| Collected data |
__________
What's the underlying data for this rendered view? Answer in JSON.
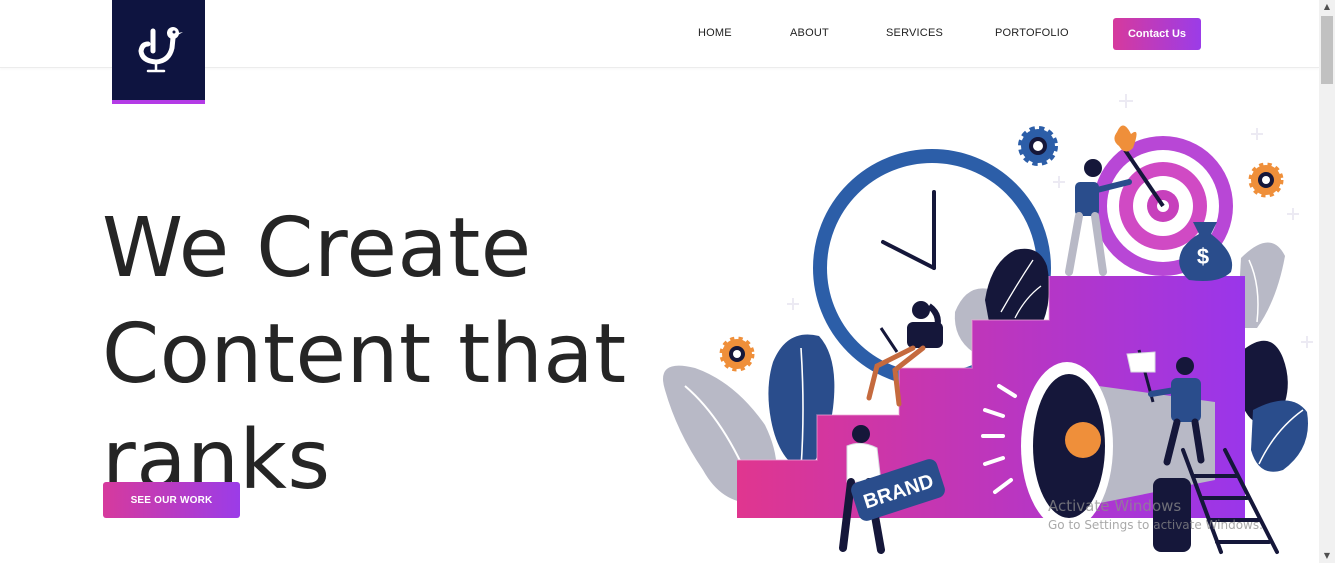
{
  "nav": {
    "logo_icon": "duck-icon",
    "items": [
      {
        "label": "HOME"
      },
      {
        "label": "ABOUT"
      },
      {
        "label": "SERVICES"
      },
      {
        "label": "PORTOFOLIO"
      }
    ],
    "contact_label": "Contact Us"
  },
  "hero": {
    "title_lines": [
      "We Create",
      "Content that",
      "ranks"
    ],
    "cta_label": "SEE OUR WORK",
    "illustration": {
      "brand_sign": "BRAND",
      "money_symbol": "$"
    }
  },
  "overlay": {
    "line1": "Activate Windows",
    "line2": "Go to Settings to activate Windows."
  },
  "colors": {
    "navy": "#0e1440",
    "gradient_start": "#d63a9d",
    "gradient_end": "#9b3ce8",
    "clock_blue": "#2c5ea8",
    "text": "#252525"
  }
}
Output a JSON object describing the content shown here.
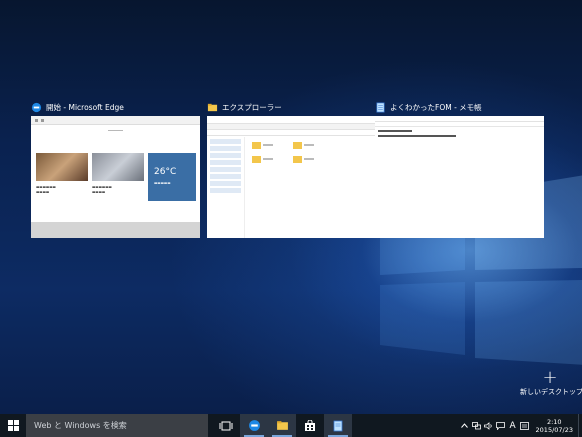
{
  "task_view": {
    "windows": [
      {
        "title": "開始 - Microsoft Edge",
        "icon": "edge-icon"
      },
      {
        "title": "エクスプローラー",
        "icon": "folder-icon"
      },
      {
        "title": "よくわかったFOM - メモ帳",
        "icon": "notepad-icon"
      }
    ],
    "edge_thumb": {
      "weather_temp": "26°C"
    },
    "new_desktop": {
      "plus": "+",
      "label": "新しいデスクトップ"
    }
  },
  "taskbar": {
    "search_placeholder": "Web と Windows を検索",
    "ime_label": "A",
    "clock_time": "2:10",
    "clock_date": "2015/07/23"
  },
  "colors": {
    "taskbar": "#101820",
    "accent": "#7aa6db",
    "folder": "#f3c64b"
  }
}
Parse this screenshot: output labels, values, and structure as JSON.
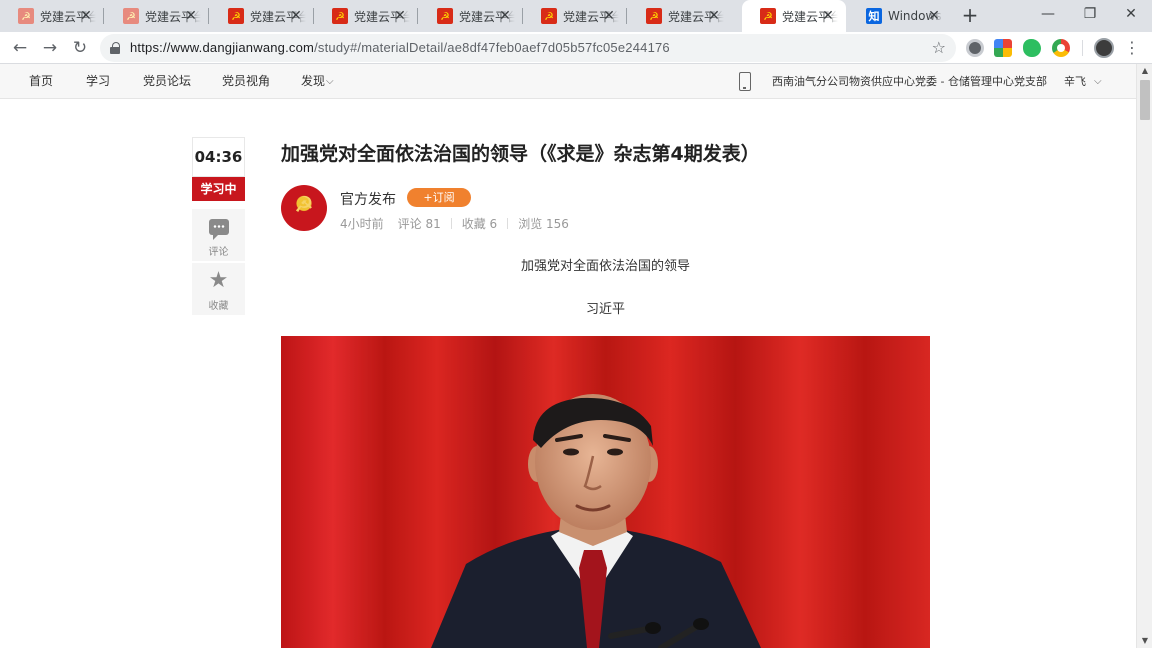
{
  "browser": {
    "tabs": [
      {
        "title": "党建云平台",
        "favicon": "party-emblem-icon",
        "faded": true,
        "close": "✕"
      },
      {
        "title": "党建云平台",
        "favicon": "party-emblem-icon",
        "faded": true,
        "close": "✕"
      },
      {
        "title": "党建云平台",
        "favicon": "party-emblem-icon",
        "faded": false,
        "close": "✕"
      },
      {
        "title": "党建云平台",
        "favicon": "party-emblem-icon",
        "faded": false,
        "close": "✕"
      },
      {
        "title": "党建云平台",
        "favicon": "party-emblem-icon",
        "faded": false,
        "close": "✕"
      },
      {
        "title": "党建云平台",
        "favicon": "party-emblem-icon",
        "faded": false,
        "close": "✕"
      },
      {
        "title": "党建云平台",
        "favicon": "party-emblem-icon",
        "faded": false,
        "close": "✕"
      },
      {
        "title": "党建云平台",
        "favicon": "party-emblem-icon",
        "faded": false,
        "close": "✕",
        "active": true
      },
      {
        "title": "Windows",
        "favicon": "zhihu-icon",
        "faded": false,
        "close": "✕"
      }
    ],
    "favicon_glyph": "☭",
    "zhihu_glyph": "知",
    "new_tab": "+",
    "window_controls": {
      "minimize": "—",
      "restore": "❐",
      "close": "✕"
    },
    "nav": {
      "back": "←",
      "forward": "→",
      "reload": "↻"
    },
    "url": {
      "host": "https://www.dangjianwang.com",
      "path": "/study#/materialDetail/ae8df47feb0aef7d05b57fc05e244176"
    },
    "bookmark_star": "☆",
    "menu": "⋮"
  },
  "site_nav": {
    "links": [
      "首页",
      "学习",
      "党员论坛",
      "党员视角",
      "发现"
    ],
    "discover_caret": "⌵",
    "org": "西南油气分公司物资供应中心党委 - 仓储管理中心党支部",
    "user": "辛飞",
    "user_caret": "⌵"
  },
  "rail": {
    "timer": "04:36",
    "status": "学习中",
    "comment_label": "评论",
    "favorite_label": "收藏",
    "favorite_glyph": "★"
  },
  "article": {
    "title": "加强党对全面依法治国的领导（《求是》杂志第4期发表）",
    "author": "官方发布",
    "subscribe": "+订阅",
    "time": "4小时前",
    "comments": "评论 81",
    "favorites": "收藏 6",
    "views": "浏览 156",
    "sub_heading": "加强党对全面依法治国的领导",
    "byline": "习近平"
  },
  "scrollbar": {
    "up": "▲",
    "down": "▼"
  }
}
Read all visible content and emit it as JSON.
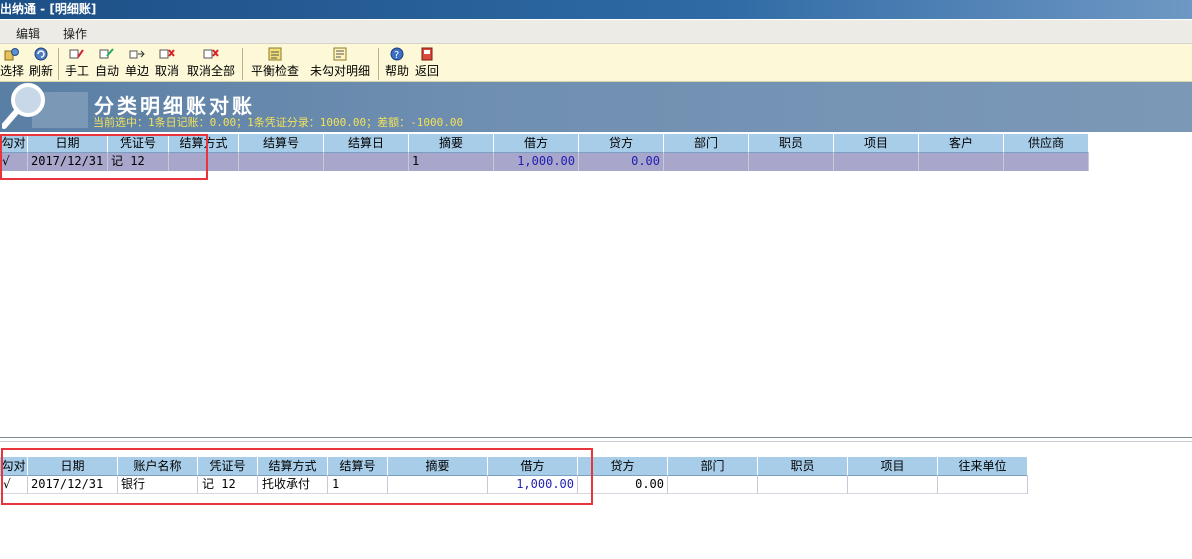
{
  "window": {
    "title": "出纳通 - [明细账]"
  },
  "menu": {
    "items": [
      "编辑",
      "操作"
    ]
  },
  "toolbar": {
    "buttons": {
      "select": "选择",
      "refresh": "刷新",
      "manual": "手工",
      "auto": "自动",
      "single": "单边",
      "cancel": "取消",
      "cancel_all": "取消全部",
      "balance_check": "平衡检查",
      "unchecked_detail": "未勾对明细",
      "help": "帮助",
      "back": "返回"
    }
  },
  "banner": {
    "title": "分类明细账对账",
    "subtitle": "当前选中：1条日记账：0.00；1条凭证分录：1000.00；差额：-1000.00"
  },
  "top_grid": {
    "headers": [
      "勾对",
      "日期",
      "凭证号",
      "结算方式",
      "结算号",
      "结算日",
      "摘要",
      "借方",
      "贷方",
      "部门",
      "职员",
      "项目",
      "客户",
      "供应商"
    ],
    "row": {
      "check": "√",
      "date": "2017/12/31",
      "voucher": "记  12",
      "method": "",
      "settle_no": "",
      "settle_date": "",
      "summary": "1",
      "debit": "1,000.00",
      "credit": "0.00",
      "dept": "",
      "staff": "",
      "project": "",
      "customer": "",
      "supplier": ""
    }
  },
  "bottom_grid": {
    "headers": [
      "勾对",
      "日期",
      "账户名称",
      "凭证号",
      "结算方式",
      "结算号",
      "摘要",
      "借方",
      "贷方",
      "部门",
      "职员",
      "项目",
      "往来单位"
    ],
    "row": {
      "check": "√",
      "date": "2017/12/31",
      "account": "银行",
      "voucher": "记 12",
      "method": "托收承付",
      "settle_no": "1",
      "summary": "",
      "debit": "1,000.00",
      "credit": "0.00",
      "dept": "",
      "staff": "",
      "project": "",
      "partner": ""
    }
  },
  "colors": {
    "header_bg": "#a7cde9",
    "selected_row_bg": "#a9a6cc",
    "amount_text": "#1f1fb0",
    "highlight_box": "#e8343a",
    "toolbar_bg": "#fdf9d8",
    "banner_bg": "#6f8fb1"
  }
}
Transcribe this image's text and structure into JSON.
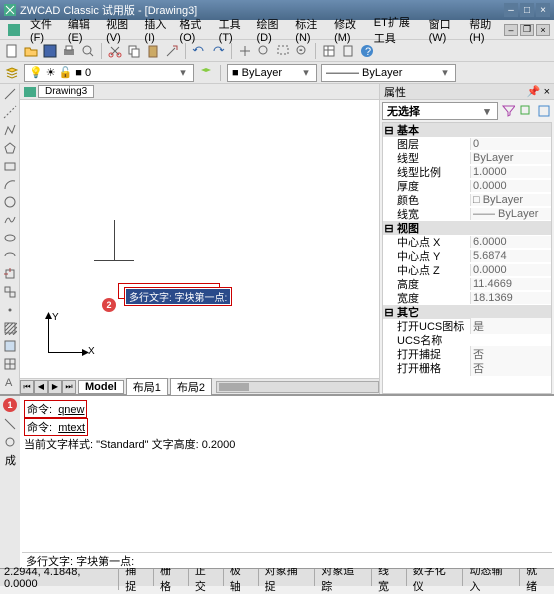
{
  "title": "ZWCAD Classic 试用版 - [Drawing3]",
  "menus": [
    "文件(F)",
    "编辑(E)",
    "视图(V)",
    "插入(I)",
    "格式(O)",
    "工具(T)",
    "绘图(D)",
    "标注(N)",
    "修改(M)",
    "ET扩展工具",
    "窗口(W)",
    "帮助(H)"
  ],
  "tab_name": "Drawing3",
  "layer_dropdown": "0",
  "color_dropdown": "ByLayer",
  "linetype_dropdown": "ByLayer",
  "model_tabs": [
    "Model",
    "布局1",
    "布局2"
  ],
  "hint_text": "多行文字: 字块第一点:",
  "axis_y": "Y",
  "axis_x": "X",
  "marker1": "1",
  "marker2": "2",
  "cmd": {
    "line1_label": "命令: ",
    "line1_val": "qnew",
    "line2_label": "命令: ",
    "line2_val": "mtext",
    "line3": "当前文字样式: \"Standard\" 文字高度: 0.2000"
  },
  "cmd_prompt": "多行文字: 字块第一点:",
  "props": {
    "title": "属性",
    "selection": "无选择",
    "cats": {
      "basic": "基本",
      "view": "视图",
      "misc": "其它"
    },
    "rows": [
      {
        "k": "图层",
        "v": "0"
      },
      {
        "k": "线型",
        "v": "ByLayer"
      },
      {
        "k": "线型比例",
        "v": "1.0000"
      },
      {
        "k": "厚度",
        "v": "0.0000"
      },
      {
        "k": "颜色",
        "v": "□ ByLayer"
      },
      {
        "k": "线宽",
        "v": "—— ByLayer"
      },
      {
        "k": "中心点 X",
        "v": "6.0000"
      },
      {
        "k": "中心点 Y",
        "v": "5.6874"
      },
      {
        "k": "中心点 Z",
        "v": "0.0000"
      },
      {
        "k": "高度",
        "v": "11.4669"
      },
      {
        "k": "宽度",
        "v": "18.1369"
      },
      {
        "k": "打开UCS图标",
        "v": "是"
      },
      {
        "k": "UCS名称",
        "v": ""
      },
      {
        "k": "打开捕捉",
        "v": "否"
      },
      {
        "k": "打开栅格",
        "v": "否"
      }
    ]
  },
  "status": {
    "coord": "2.2944, 4.1848, 0.0000",
    "btns": [
      "捕捉",
      "栅格",
      "正交",
      "极轴",
      "对象捕捉",
      "对象追踪",
      "线宽",
      "数字化仪",
      "动态输入",
      "就绪"
    ]
  }
}
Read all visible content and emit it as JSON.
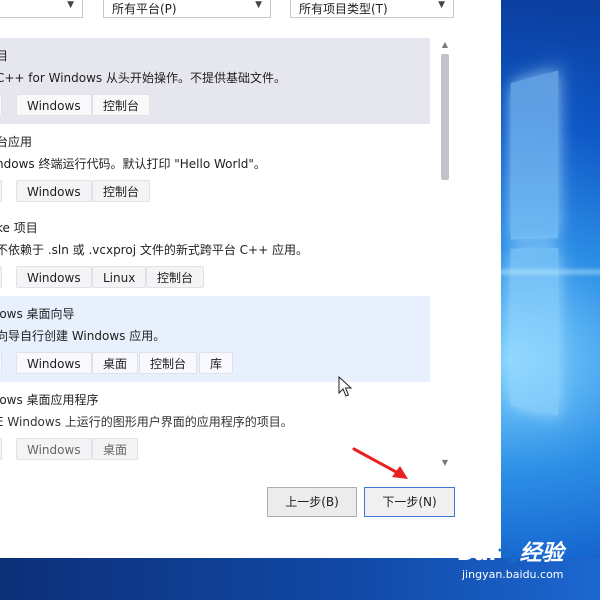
{
  "filters": {
    "language": "",
    "platform": "所有平台(P)",
    "project_type": "所有项目类型(T)"
  },
  "templates": [
    {
      "title": "目",
      "description": "C++ for Windows 从头开始操作。不提供基础文件。",
      "tags": [
        "",
        "Windows",
        "控制台"
      ],
      "state": "selected"
    },
    {
      "title": "台应用",
      "description": "ndows 终端运行代码。默认打印 \"Hello World\"。",
      "tags": [
        "",
        "Windows",
        "控制台"
      ],
      "state": "normal"
    },
    {
      "title": "ke 项目",
      "description": "不依赖于 .sln 或 .vcxproj 文件的新式跨平台 C++ 应用。",
      "tags": [
        "",
        "Windows",
        "Linux",
        "控制台"
      ],
      "state": "normal"
    },
    {
      "title": "lows 桌面向导",
      "description": "向导自行创建 Windows 应用。",
      "tags": [
        "",
        "Windows",
        "桌面",
        "控制台",
        "库"
      ],
      "state": "hover"
    },
    {
      "title": "lows 桌面应用程序",
      "description": "E Windows 上运行的图形用户界面的应用程序的项目。",
      "tags": [
        "",
        "Windows",
        "桌面"
      ],
      "state": "faded"
    }
  ],
  "buttons": {
    "back": "上一步(B)",
    "next": "下一步(N)"
  },
  "watermark": {
    "logo": "Bai",
    "logo_suffix": "经验",
    "url": "jingyan.baidu.com"
  },
  "colors": {
    "selected_row": "#e6e7ee",
    "hover_row": "#e8f0fe",
    "next_button_border": "#3a78d4",
    "annotation_arrow": "#e8201f"
  },
  "icons": {
    "dropdown": "chevron-down-icon",
    "scroll_up": "scroll-up-arrow-icon",
    "scroll_down": "scroll-down-arrow-icon",
    "cursor": "mouse-cursor-icon",
    "annotation": "red-arrow-icon"
  }
}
__________
| What is being asked |
For the listing above, give the number of lines in which the string "description" occurs, and nothing else.

| Answer for this exercise |
5